Each line that holds the word "title" is to be identified and copied.

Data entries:
** begin **
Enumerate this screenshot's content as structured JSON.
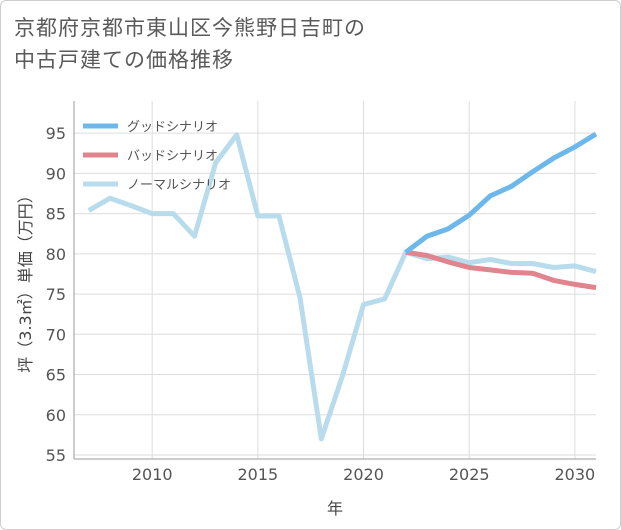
{
  "title": {
    "line1": "京都府京都市東山区今熊野日吉町の",
    "line2": "中古戸建ての価格推移"
  },
  "colors": {
    "good": "#6cb8ec",
    "bad": "#e0848e",
    "normal": "#b8dcec",
    "grid": "#dddddd",
    "axis": "#999999"
  },
  "chart_data": {
    "type": "line",
    "title": "京都府京都市東山区今熊野日吉町の中古戸建ての価格推移",
    "xlabel": "年",
    "ylabel": "坪（3.3㎡）単価（万円）",
    "xlim": [
      2006.3,
      2031
    ],
    "ylim": [
      54.5,
      99
    ],
    "xticks": [
      2010,
      2015,
      2020,
      2025,
      2030
    ],
    "yticks": [
      55,
      60,
      65,
      70,
      75,
      80,
      85,
      90,
      95
    ],
    "legend_position": "top-left",
    "series": [
      {
        "key": "good",
        "name": "グッドシナリオ",
        "x": [
          2022,
          2023,
          2024,
          2025,
          2026,
          2027,
          2028,
          2029,
          2030,
          2031
        ],
        "values": [
          80.2,
          82.2,
          83.1,
          84.8,
          87.2,
          88.4,
          90.2,
          91.9,
          93.3,
          94.9
        ]
      },
      {
        "key": "bad",
        "name": "バッドシナリオ",
        "x": [
          2022,
          2023,
          2024,
          2025,
          2026,
          2027,
          2028,
          2029,
          2030,
          2031
        ],
        "values": [
          80.2,
          79.8,
          79.0,
          78.3,
          78.0,
          77.7,
          77.6,
          76.7,
          76.2,
          75.8
        ]
      },
      {
        "key": "normal",
        "name": "ノーマルシナリオ",
        "x": [
          2007,
          2008,
          2009,
          2010,
          2011,
          2012,
          2013,
          2014,
          2015,
          2016,
          2017,
          2018,
          2019,
          2020,
          2021,
          2022,
          2023,
          2024,
          2025,
          2026,
          2027,
          2028,
          2029,
          2030,
          2031
        ],
        "values": [
          85.4,
          86.9,
          86.0,
          85.0,
          85.0,
          82.2,
          91.3,
          94.8,
          84.7,
          84.7,
          74.5,
          57.0,
          64.8,
          73.7,
          74.4,
          80.2,
          79.4,
          79.6,
          78.9,
          79.3,
          78.8,
          78.8,
          78.3,
          78.5,
          77.8
        ]
      }
    ]
  }
}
** end **
> [Exercise result]
  "title": {
    "title": "京都府京都市東山区今熊野日吉町の中古戸建ての価格推移",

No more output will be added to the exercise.